* [What you should do]: Take from the data every line in which the word "utan" is found.

* [Dataset entries]:
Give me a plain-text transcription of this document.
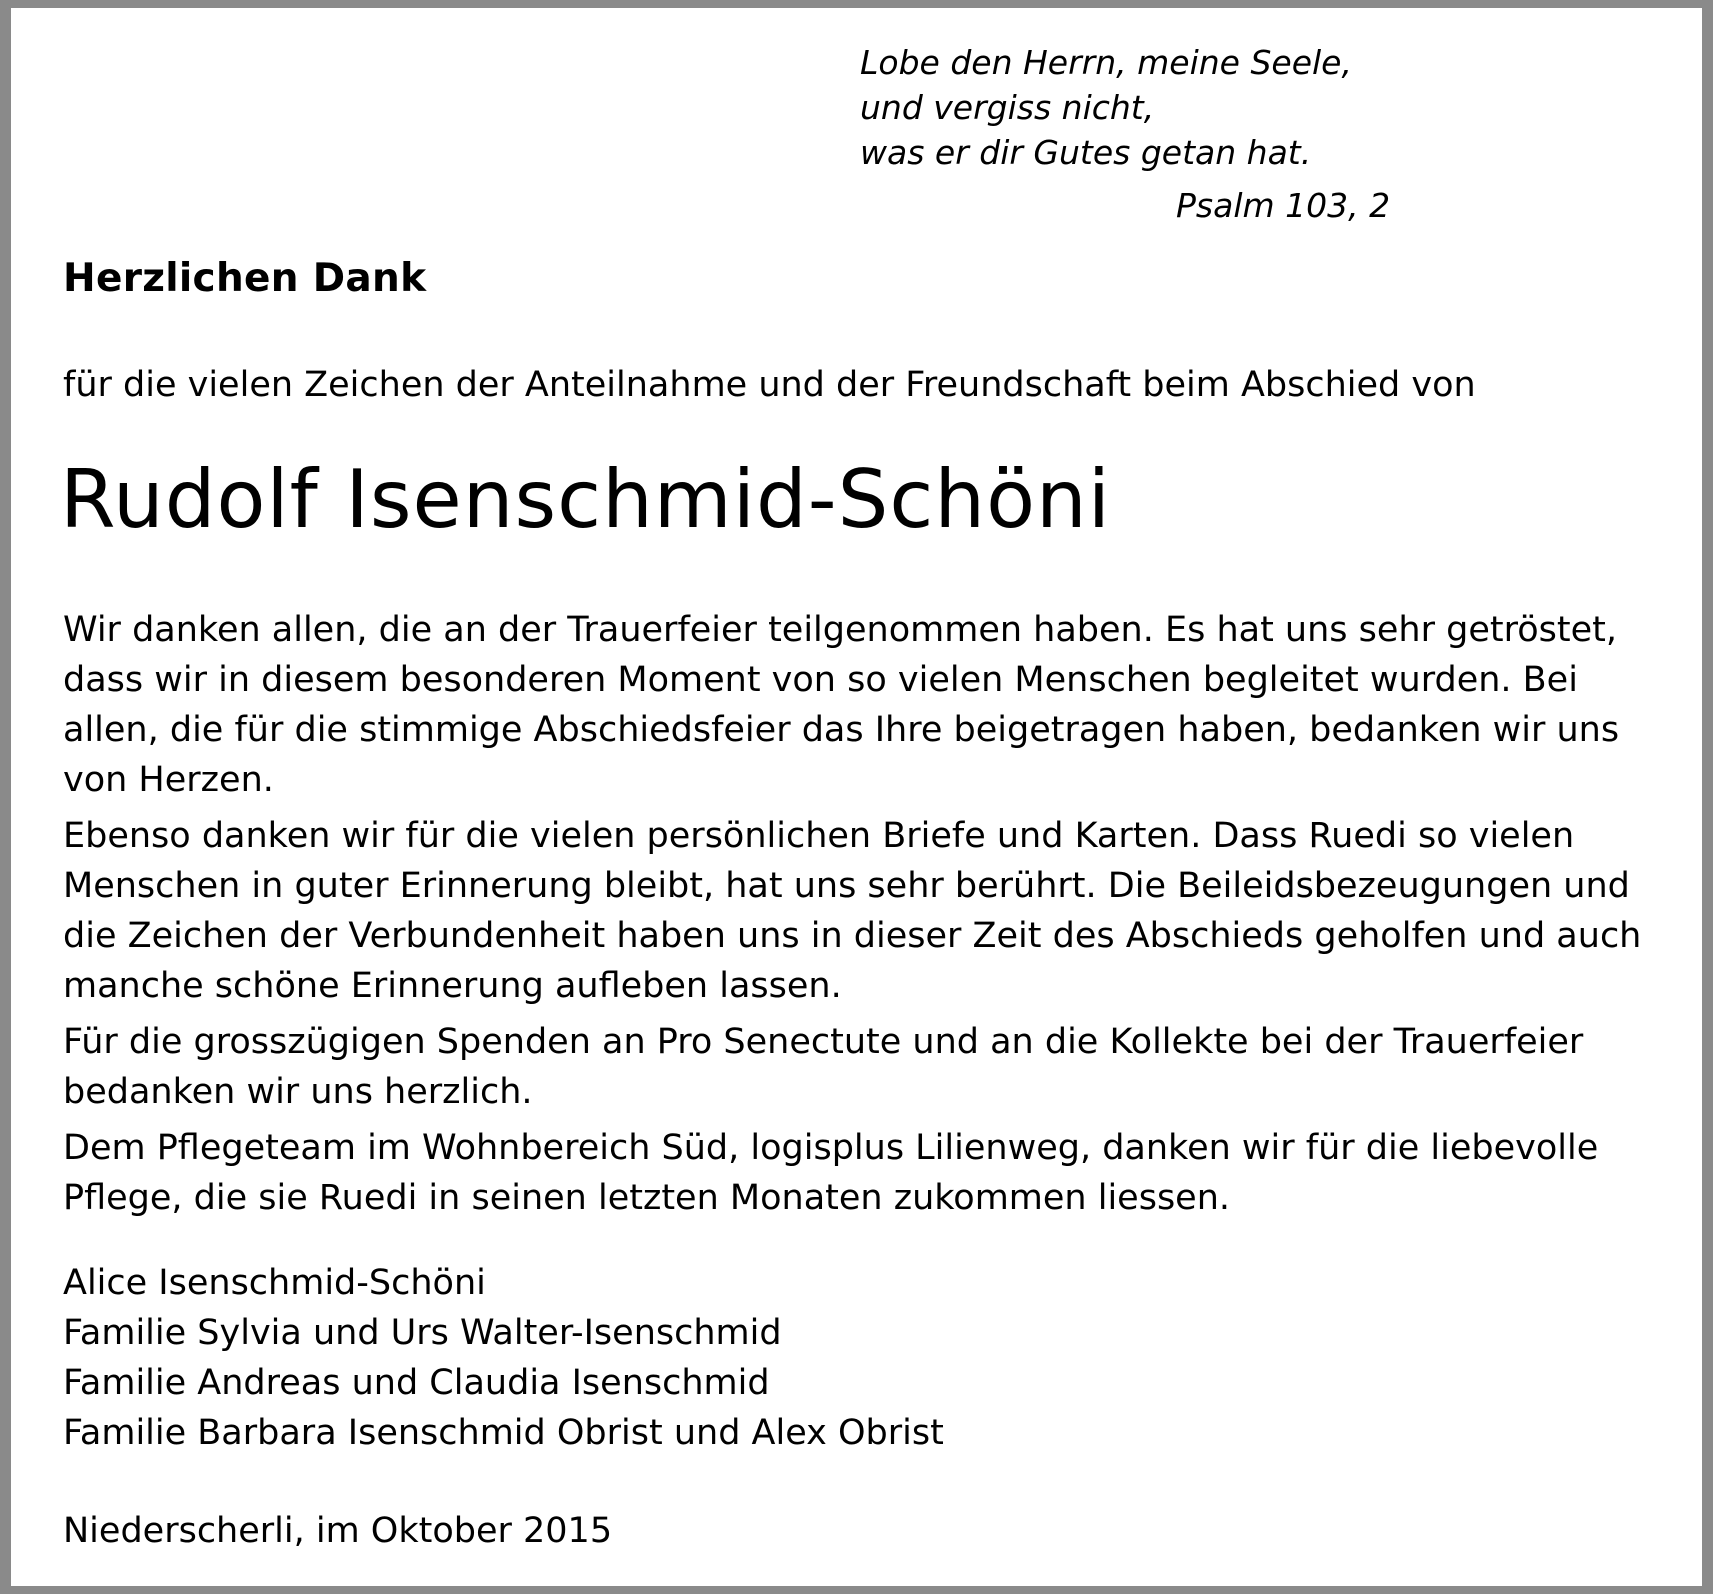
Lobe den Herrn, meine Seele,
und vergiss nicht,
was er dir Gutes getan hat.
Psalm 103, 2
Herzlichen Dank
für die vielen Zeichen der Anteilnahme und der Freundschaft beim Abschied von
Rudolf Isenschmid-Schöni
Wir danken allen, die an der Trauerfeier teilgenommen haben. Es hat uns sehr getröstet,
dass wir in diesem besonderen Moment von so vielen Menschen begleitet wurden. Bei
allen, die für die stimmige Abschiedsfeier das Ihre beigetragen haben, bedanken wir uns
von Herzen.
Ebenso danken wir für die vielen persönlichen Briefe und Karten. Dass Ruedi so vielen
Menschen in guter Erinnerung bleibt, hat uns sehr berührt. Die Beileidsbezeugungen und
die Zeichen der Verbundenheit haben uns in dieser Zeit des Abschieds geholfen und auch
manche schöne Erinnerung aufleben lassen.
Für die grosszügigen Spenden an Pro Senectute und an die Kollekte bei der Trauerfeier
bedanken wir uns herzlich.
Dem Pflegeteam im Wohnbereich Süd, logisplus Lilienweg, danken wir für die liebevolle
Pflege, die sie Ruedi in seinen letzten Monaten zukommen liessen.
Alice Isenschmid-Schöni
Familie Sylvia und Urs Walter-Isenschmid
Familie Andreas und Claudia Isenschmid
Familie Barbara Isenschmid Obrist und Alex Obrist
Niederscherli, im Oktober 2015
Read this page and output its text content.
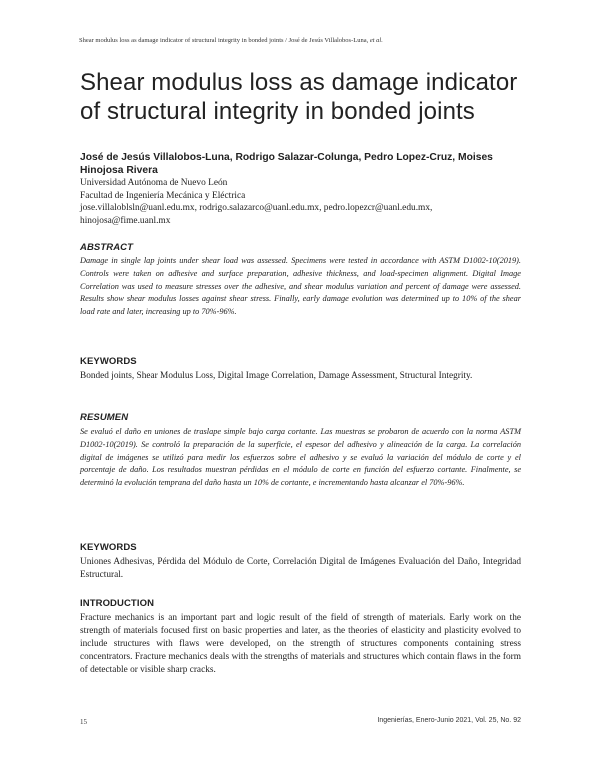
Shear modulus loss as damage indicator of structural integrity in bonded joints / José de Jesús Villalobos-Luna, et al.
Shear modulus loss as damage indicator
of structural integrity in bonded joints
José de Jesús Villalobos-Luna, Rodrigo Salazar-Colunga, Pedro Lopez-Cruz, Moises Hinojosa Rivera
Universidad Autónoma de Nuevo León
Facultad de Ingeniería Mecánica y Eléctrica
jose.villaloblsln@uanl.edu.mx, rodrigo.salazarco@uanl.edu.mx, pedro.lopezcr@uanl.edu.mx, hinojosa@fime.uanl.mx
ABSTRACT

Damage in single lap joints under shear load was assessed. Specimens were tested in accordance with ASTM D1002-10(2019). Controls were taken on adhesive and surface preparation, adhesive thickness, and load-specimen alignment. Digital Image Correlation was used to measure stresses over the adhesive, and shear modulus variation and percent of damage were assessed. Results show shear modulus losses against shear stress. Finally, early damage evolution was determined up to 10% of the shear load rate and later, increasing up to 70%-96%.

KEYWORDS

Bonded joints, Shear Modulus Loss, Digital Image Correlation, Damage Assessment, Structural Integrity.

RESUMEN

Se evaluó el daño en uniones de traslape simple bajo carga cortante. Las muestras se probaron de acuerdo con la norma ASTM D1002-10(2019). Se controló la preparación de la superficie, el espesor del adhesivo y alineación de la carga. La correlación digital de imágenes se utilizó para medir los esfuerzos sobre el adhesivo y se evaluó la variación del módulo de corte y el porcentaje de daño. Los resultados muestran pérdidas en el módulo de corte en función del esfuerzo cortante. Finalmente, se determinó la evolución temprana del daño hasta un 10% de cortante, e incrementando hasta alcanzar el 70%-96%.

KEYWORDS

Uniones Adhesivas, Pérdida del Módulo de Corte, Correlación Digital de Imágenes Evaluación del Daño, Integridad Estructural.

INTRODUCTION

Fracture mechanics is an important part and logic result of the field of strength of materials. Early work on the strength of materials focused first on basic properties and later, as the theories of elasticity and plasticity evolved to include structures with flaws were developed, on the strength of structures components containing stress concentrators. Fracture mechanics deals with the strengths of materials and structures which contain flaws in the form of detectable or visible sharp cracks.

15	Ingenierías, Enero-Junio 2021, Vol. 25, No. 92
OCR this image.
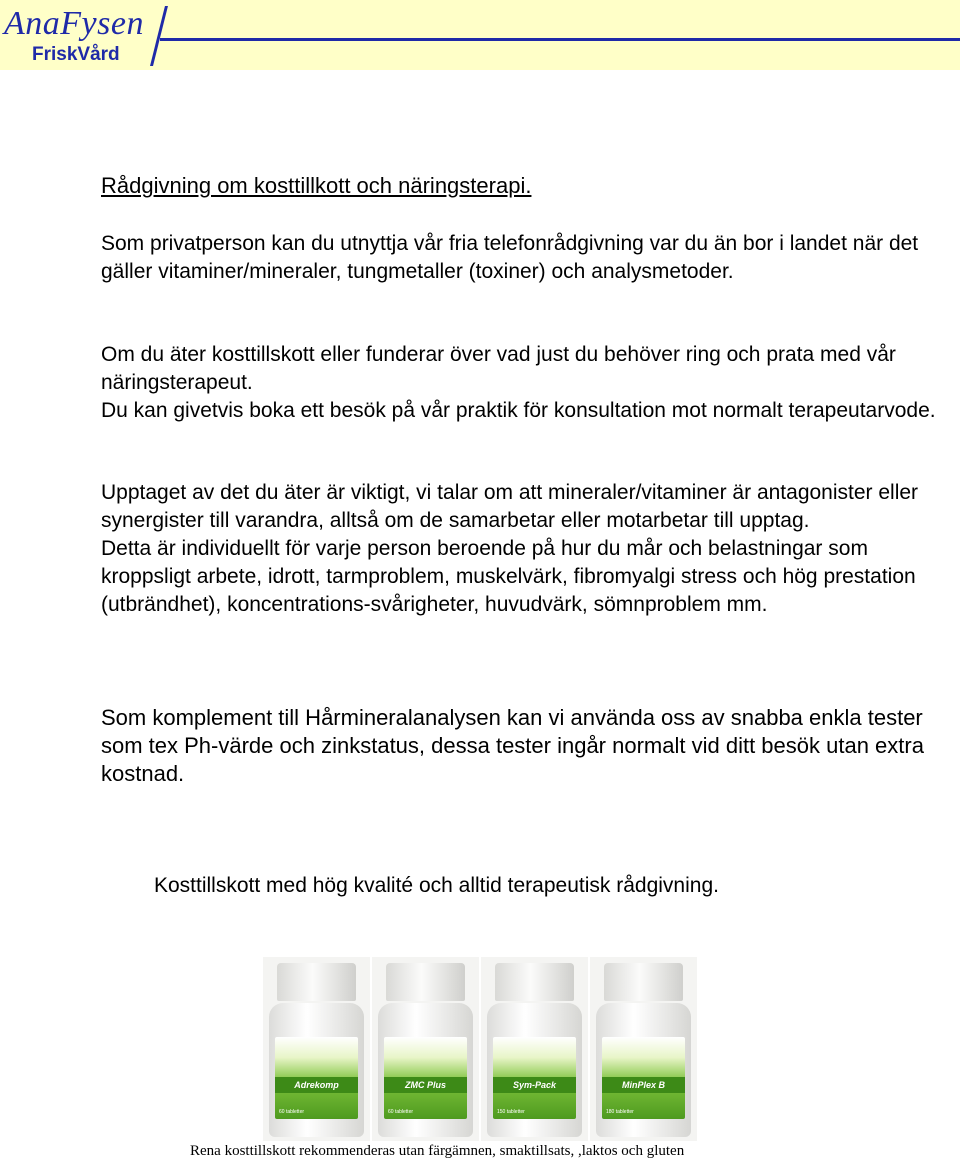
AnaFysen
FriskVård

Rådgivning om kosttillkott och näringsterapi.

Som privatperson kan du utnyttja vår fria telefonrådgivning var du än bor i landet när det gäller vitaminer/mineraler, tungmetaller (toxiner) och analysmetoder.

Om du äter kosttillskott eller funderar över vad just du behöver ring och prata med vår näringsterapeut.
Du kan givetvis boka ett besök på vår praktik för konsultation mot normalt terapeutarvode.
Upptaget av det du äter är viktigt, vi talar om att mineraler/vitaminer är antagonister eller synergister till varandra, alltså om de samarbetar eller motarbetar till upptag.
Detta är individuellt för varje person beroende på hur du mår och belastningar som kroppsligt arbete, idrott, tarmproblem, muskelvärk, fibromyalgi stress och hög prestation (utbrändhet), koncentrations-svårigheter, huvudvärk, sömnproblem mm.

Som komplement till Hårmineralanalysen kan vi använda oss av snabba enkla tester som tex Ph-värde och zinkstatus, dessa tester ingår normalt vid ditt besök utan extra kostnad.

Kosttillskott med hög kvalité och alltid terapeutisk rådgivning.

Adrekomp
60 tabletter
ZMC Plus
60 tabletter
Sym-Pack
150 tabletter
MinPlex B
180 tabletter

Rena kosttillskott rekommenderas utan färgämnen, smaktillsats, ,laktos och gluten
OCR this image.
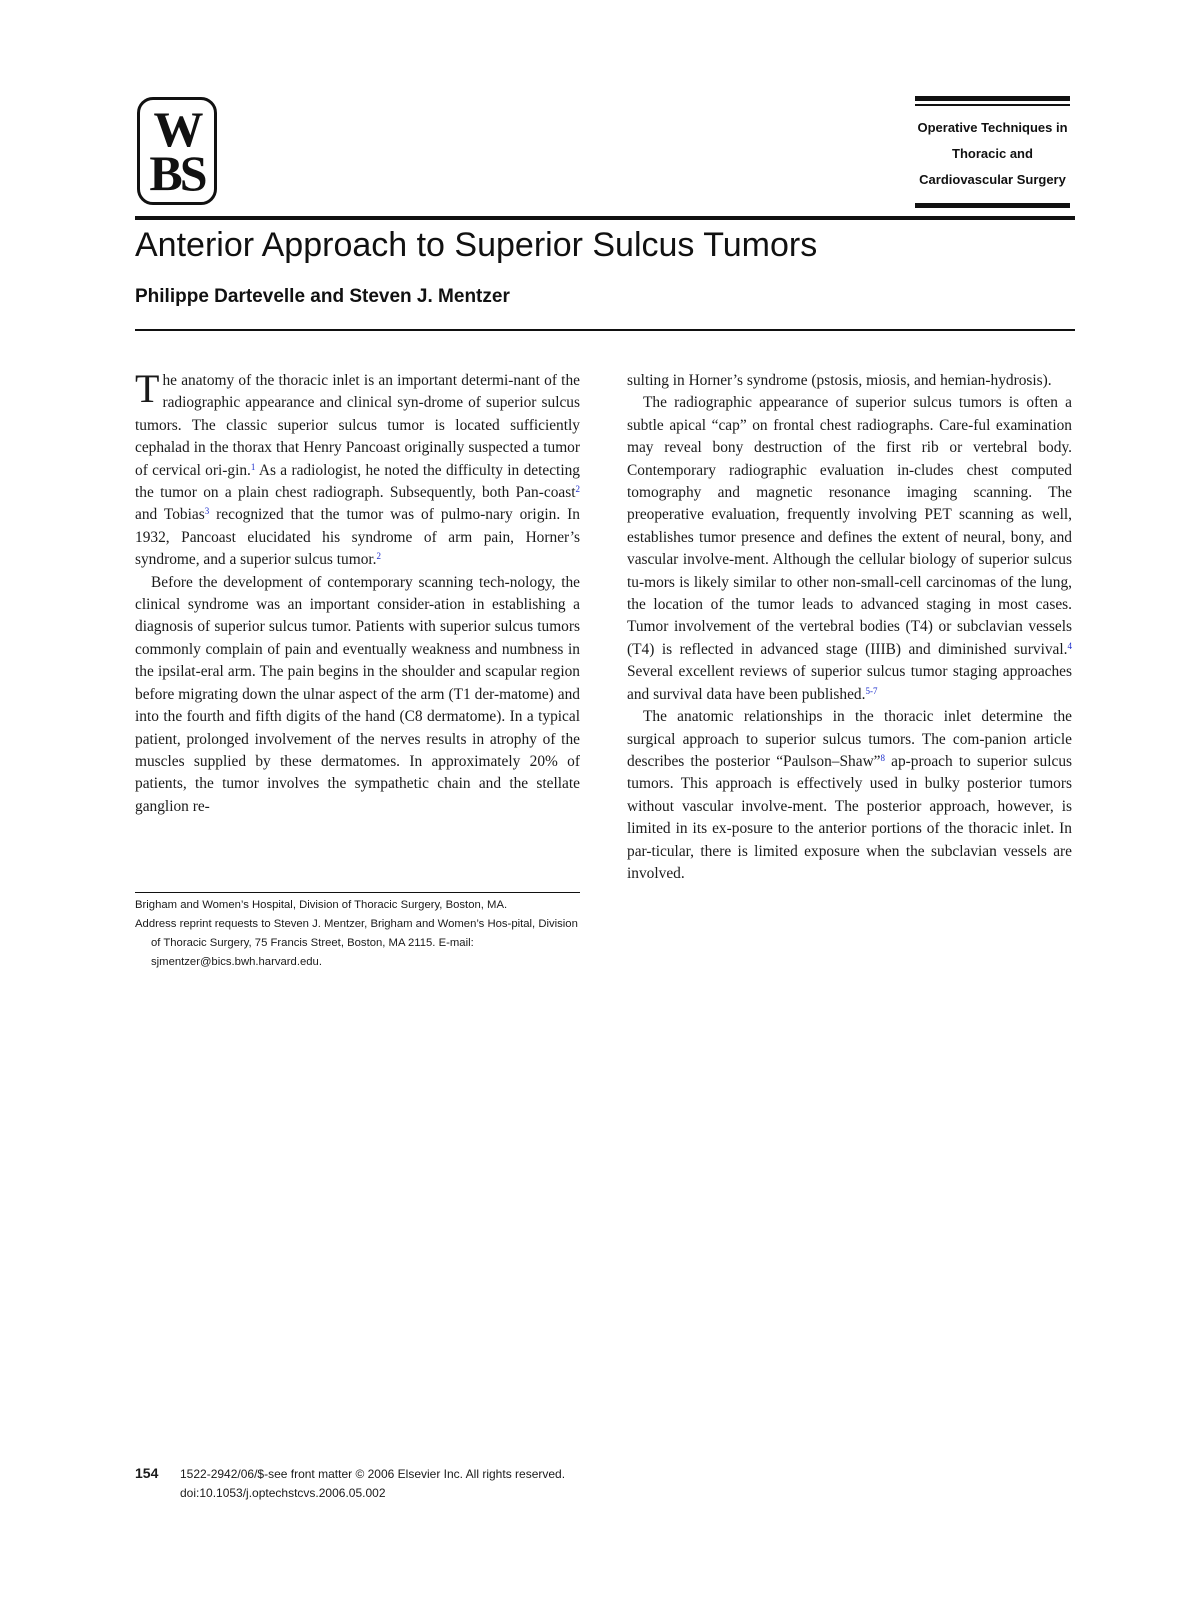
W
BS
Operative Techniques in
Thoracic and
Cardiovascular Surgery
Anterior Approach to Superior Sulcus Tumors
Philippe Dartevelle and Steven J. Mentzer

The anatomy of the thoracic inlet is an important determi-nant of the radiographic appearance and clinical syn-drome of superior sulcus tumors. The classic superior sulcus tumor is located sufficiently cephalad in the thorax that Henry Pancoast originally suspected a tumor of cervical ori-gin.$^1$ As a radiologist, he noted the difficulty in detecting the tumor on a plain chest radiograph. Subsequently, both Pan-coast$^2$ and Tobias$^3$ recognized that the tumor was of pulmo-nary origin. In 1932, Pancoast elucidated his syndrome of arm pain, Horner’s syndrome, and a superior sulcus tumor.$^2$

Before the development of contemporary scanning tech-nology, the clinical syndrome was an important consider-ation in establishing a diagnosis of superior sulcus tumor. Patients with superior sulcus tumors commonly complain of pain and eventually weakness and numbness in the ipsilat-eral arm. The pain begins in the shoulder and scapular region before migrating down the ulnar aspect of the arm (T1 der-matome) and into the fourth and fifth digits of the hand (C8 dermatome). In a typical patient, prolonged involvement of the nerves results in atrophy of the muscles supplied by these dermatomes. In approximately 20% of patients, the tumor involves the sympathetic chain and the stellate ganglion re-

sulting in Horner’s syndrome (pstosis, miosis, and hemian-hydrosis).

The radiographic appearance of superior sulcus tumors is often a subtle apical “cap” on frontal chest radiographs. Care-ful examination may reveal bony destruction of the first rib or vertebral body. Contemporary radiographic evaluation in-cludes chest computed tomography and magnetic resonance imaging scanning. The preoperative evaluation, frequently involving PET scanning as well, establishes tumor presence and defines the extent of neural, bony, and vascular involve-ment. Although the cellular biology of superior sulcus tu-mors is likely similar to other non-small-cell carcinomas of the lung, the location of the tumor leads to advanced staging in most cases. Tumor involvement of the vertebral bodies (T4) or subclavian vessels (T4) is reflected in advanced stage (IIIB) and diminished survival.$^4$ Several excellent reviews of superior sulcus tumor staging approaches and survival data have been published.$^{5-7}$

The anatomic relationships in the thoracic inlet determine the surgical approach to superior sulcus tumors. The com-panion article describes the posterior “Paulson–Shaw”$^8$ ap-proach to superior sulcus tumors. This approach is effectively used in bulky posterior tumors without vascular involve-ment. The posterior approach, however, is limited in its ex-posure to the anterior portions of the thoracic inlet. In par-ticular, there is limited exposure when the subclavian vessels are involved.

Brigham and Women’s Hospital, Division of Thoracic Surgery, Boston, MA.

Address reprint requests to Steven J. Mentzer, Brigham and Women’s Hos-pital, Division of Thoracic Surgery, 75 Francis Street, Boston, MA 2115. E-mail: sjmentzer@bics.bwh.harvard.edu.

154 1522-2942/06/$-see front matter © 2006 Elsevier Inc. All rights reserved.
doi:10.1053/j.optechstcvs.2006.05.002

* [Solution for this task]:
Som komplement till Hårmineralanalysen kan vi använda oss av snabba enkla tester som tex Ph-värde och zinkstatus, dessa tester ingår normalt vid ditt besök utan extra kostnad.
Rena kosttillskott rekommenderas utan färgämnen, smaktillsats, ,laktos och gluten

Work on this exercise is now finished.